### Supplied data
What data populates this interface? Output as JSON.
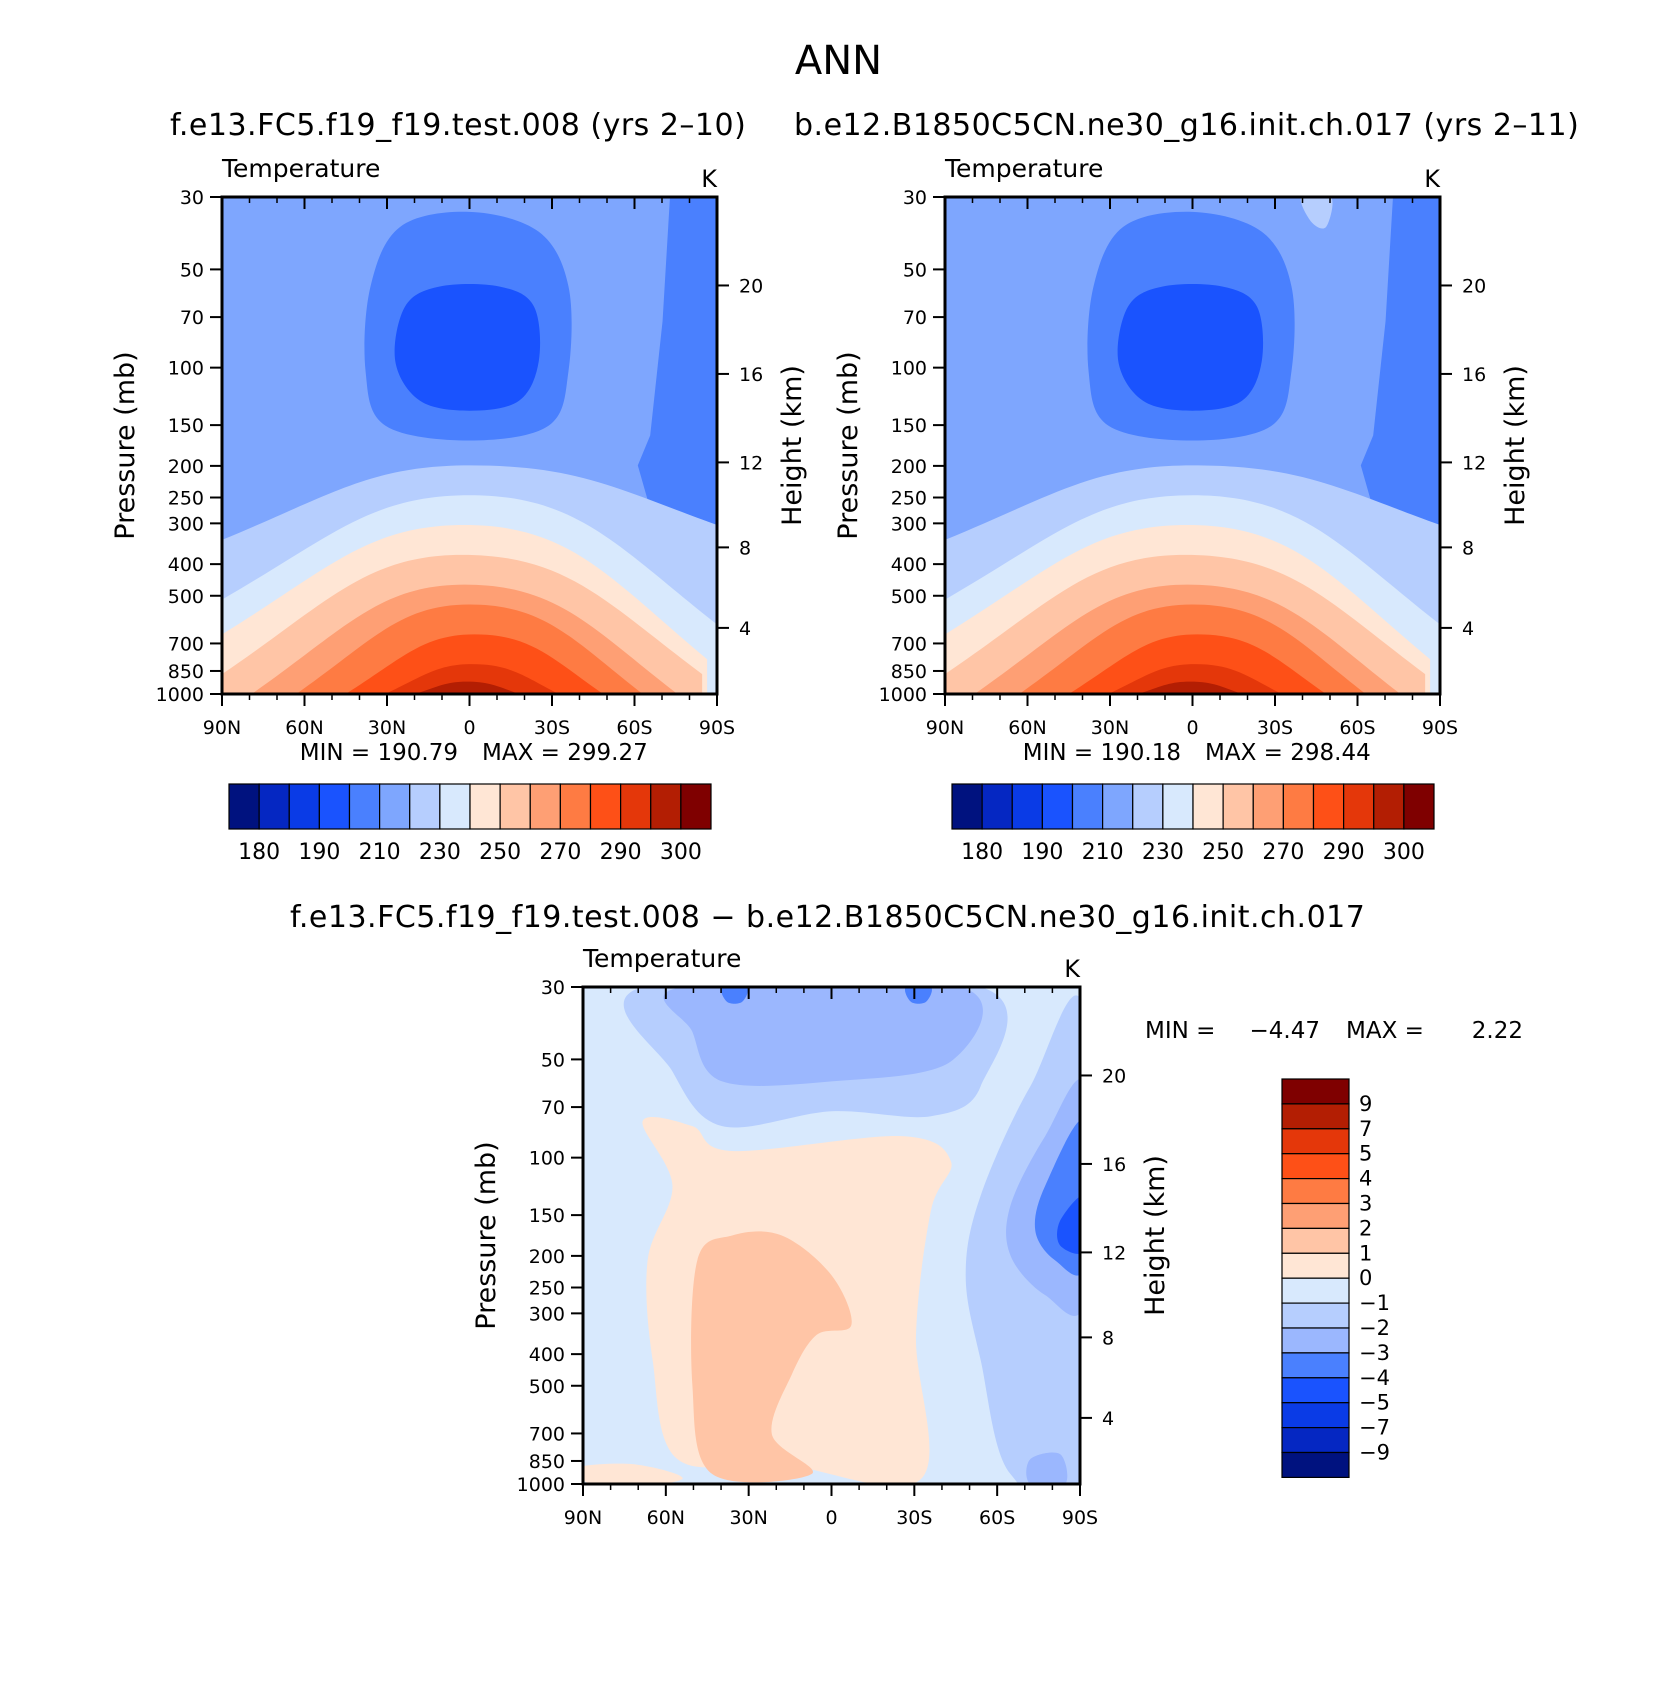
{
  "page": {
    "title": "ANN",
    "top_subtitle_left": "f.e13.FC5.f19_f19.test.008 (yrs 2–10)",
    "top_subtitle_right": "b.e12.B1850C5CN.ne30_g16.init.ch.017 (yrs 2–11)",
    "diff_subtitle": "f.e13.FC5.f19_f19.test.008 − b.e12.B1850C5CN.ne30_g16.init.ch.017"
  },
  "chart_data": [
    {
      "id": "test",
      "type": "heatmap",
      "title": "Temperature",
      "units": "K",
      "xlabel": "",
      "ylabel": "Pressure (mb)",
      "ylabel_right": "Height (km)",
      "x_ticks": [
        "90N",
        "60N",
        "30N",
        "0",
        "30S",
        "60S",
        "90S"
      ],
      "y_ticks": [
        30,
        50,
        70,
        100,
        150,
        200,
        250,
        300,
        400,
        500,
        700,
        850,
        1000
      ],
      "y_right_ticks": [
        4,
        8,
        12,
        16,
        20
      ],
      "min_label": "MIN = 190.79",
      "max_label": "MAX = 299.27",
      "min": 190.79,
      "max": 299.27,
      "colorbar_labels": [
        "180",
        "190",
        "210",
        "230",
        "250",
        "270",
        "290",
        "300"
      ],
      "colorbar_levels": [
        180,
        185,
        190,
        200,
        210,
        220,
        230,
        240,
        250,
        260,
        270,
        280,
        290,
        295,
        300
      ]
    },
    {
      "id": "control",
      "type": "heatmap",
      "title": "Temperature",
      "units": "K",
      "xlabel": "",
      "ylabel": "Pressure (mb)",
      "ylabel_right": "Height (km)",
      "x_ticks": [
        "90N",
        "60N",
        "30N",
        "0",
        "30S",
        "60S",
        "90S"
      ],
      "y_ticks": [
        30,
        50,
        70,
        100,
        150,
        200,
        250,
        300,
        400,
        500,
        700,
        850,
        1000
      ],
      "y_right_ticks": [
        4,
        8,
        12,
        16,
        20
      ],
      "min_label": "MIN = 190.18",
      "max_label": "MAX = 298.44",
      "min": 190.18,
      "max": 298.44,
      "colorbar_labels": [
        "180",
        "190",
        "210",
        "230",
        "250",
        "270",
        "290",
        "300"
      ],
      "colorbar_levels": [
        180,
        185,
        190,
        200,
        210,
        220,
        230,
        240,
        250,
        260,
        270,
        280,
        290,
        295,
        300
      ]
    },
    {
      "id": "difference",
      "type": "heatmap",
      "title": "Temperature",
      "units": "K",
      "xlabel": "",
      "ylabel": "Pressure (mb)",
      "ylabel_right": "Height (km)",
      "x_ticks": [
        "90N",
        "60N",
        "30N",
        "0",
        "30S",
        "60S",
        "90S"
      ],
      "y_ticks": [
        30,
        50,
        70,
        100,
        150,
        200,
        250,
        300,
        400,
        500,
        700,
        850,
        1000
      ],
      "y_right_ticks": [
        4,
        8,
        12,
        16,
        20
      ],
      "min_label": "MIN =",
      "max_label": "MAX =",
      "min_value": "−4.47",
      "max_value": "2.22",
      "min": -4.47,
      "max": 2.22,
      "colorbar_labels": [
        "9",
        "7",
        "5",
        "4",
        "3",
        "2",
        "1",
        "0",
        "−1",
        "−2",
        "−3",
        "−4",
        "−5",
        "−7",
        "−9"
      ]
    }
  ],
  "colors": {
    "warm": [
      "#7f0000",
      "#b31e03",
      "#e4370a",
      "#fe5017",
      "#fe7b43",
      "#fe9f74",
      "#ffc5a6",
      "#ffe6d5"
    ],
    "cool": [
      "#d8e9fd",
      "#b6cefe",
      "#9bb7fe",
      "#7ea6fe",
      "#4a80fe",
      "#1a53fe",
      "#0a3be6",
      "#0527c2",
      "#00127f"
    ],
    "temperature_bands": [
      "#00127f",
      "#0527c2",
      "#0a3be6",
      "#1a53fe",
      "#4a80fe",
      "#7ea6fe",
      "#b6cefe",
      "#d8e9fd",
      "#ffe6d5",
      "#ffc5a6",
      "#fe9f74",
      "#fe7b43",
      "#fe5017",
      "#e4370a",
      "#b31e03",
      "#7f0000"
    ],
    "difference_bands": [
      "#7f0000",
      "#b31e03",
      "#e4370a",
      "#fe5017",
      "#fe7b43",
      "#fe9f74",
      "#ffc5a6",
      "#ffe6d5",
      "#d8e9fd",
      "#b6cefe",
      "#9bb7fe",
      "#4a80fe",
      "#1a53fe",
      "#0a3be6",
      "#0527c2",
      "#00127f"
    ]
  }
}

### What you need to do
Find the lines holding "init" and list every one.

### Problem solution
    "top_subtitle_right": "b.e12.B1850C5CN.ne30_g16.init.ch.017 (yrs 2–11)",
    "diff_subtitle": "f.e13.FC5.f19_f19.test.008 − b.e12.B1850C5CN.ne30_g16.init.ch.017"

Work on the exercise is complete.